[Information given]
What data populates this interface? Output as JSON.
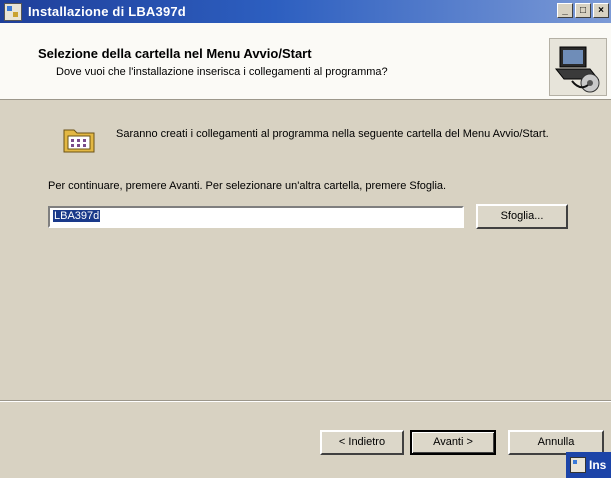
{
  "window": {
    "title": "Installazione di LBA397d",
    "controls": [
      "_",
      "□",
      "×"
    ]
  },
  "header": {
    "title": "Selezione della cartella nel Menu Avvio/Start",
    "subtitle": "Dove vuoi che l'installazione inserisca i collegamenti al programma?",
    "graphic_icon": "setup-computer-icon"
  },
  "content": {
    "info_icon": "folder-icon",
    "info_text": "Saranno creati i collegamenti al programma nella seguente cartella del Menu Avvio/Start.",
    "continue_text": "Per continuare, premere Avanti. Per selezionare un'altra cartella, premere Sfoglia.",
    "folder_value": "LBA397d",
    "browse_label": "Sfoglia..."
  },
  "footer": {
    "back_label": "< Indietro",
    "next_label": "Avanti >",
    "cancel_label": "Annulla"
  },
  "taskbar": {
    "label": "Ins"
  },
  "colors": {
    "title_bar": "#1f3f9a",
    "selection": "#1a3a8a",
    "dialog_bg": "#d8d2c2"
  }
}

[Objective]
Restate the records above in full, word for word. Keep pictures out.

[Response for this exercise]
What data populates this interface? Output as JSON.
{
  "window": {
    "title": "Installazione di LBA397d",
    "controls": [
      "_",
      "□",
      "×"
    ]
  },
  "header": {
    "title": "Selezione della cartella nel Menu Avvio/Start",
    "subtitle": "Dove vuoi che l'installazione inserisca i collegamenti al programma?",
    "graphic_icon": "setup-computer-icon"
  },
  "content": {
    "info_icon": "folder-icon",
    "info_text": "Saranno creati i collegamenti al programma nella seguente cartella del Menu Avvio/Start.",
    "continue_text": "Per continuare, premere Avanti. Per selezionare un'altra cartella, premere Sfoglia.",
    "folder_value": "LBA397d",
    "browse_label": "Sfoglia..."
  },
  "footer": {
    "back_label": "< Indietro",
    "next_label": "Avanti >",
    "cancel_label": "Annulla"
  },
  "taskbar": {
    "label": "Ins"
  },
  "colors": {
    "title_bar": "#1f3f9a",
    "selection": "#1a3a8a",
    "dialog_bg": "#d8d2c2"
  }
}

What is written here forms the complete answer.